### What needs to be done
Every entry must be given again exactly.

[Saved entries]
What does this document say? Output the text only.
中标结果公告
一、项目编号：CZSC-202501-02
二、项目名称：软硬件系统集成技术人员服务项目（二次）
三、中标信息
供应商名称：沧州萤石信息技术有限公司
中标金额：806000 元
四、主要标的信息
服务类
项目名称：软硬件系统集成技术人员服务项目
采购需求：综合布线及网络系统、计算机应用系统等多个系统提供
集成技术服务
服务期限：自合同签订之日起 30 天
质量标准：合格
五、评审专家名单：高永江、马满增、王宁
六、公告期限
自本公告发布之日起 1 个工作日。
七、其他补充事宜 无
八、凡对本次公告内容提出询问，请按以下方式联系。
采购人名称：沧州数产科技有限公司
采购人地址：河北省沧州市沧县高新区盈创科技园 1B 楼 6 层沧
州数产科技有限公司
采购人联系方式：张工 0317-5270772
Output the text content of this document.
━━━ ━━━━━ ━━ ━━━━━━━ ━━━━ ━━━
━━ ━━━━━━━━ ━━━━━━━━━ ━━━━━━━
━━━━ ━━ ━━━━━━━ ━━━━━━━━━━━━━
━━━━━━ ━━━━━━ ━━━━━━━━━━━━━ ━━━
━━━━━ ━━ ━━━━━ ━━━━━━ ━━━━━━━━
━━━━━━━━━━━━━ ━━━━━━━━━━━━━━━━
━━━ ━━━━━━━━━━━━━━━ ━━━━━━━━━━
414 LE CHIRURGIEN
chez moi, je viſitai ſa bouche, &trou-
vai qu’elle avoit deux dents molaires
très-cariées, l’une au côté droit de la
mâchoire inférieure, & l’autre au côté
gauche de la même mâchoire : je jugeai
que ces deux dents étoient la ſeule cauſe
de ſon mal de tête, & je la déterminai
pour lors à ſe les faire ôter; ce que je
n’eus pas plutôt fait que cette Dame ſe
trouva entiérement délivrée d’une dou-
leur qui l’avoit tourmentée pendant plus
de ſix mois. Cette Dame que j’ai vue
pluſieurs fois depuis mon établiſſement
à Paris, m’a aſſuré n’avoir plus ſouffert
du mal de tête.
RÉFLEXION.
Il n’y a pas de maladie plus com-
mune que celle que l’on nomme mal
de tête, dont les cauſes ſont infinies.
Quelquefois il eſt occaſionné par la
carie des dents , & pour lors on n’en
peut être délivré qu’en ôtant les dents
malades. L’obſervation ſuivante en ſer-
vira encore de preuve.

### Completed task
What does this document say? Output the text only.
中标结果公告
一、项目编号：CZSC-202501-02
二、项目名称：软硬件系统集成技术人员服务项目（二次）
三、中标信息
供应商名称：沧州萤石信息技术有限公司
中标金额：806000 元
四、主要标的信息
服务类
项目名称：软硬件系统集成技术人员服务项目
采购需求：综合布线及网络系统、计算机应用系统等多个系统提供
集成技术服务
服务期限：自合同签订之日起 30 天
质量标准：合格
五、评审专家名单：高永江、马满增、王宁
六、公告期限
自本公告发布之日起 1 个工作日。
七、其他补充事宜 无
八、凡对本次公告内容提出询问，请按以下方式联系。
采购人名称：沧州数产科技有限公司
采购人地址：河北省沧州市沧县高新区盈创科技园 1B 楼 6 层沧
州数产科技有限公司
采购人联系方式：张工 0317-5270772
Output the text content of this document.
━━━ ━━━━━ ━━ ━━━━━━━ ━━━━ ━━━
━━ ━━━━━━━━ ━━━━━━━━━ ━━━━━━━
━━━━ ━━ ━━━━━━━ ━━━━━━━━━━━━━
━━━━━━ ━━━━━━ ━━━━━━━━━━━━━ ━━━
━━━━━ ━━ ━━━━━ ━━━━━━ ━━━━━━━━
━━━━━━━━━━━━━ ━━━━━━━━━━━━━━━━
━━━ ━━━━━━━━━━━━━━━ ━━━━━━━━━━
414 LE CHIRURGIEN
chez moi, je viſitai ſa bouche, &trou-
vai qu’elle avoit deux dents molaires
très-cariées, l’une au côté droit de la
mâchoire inférieure, & l’autre au côté
gauche de la même mâchoire : je jugeai
que ces deux dents étoient la ſeule cauſe
de ſon mal de tête, & je la déterminai
pour lors à ſe les faire ôter; ce que je
n’eus pas plutôt fait que cette Dame ſe
trouva entiérement délivrée d’une dou-
leur qui l’avoit tourmentée pendant plus
de ſix mois. Cette Dame que j’ai vue
pluſieurs fois depuis mon établiſſement
à Paris, m’a aſſuré n’avoir plus ſouffert
du mal de tête.
RÉFLEXION.
Il n’y a pas de maladie plus com-
mune que celle que l’on nomme mal
de tête, dont les cauſes ſont infinies.
Quelquefois il eſt occaſionné par la
carie des dents , & pour lors on n’en
peut être délivré qu’en ôtant les dents
malades. L’obſervation ſuivante en ſer-
vira encore de preuve.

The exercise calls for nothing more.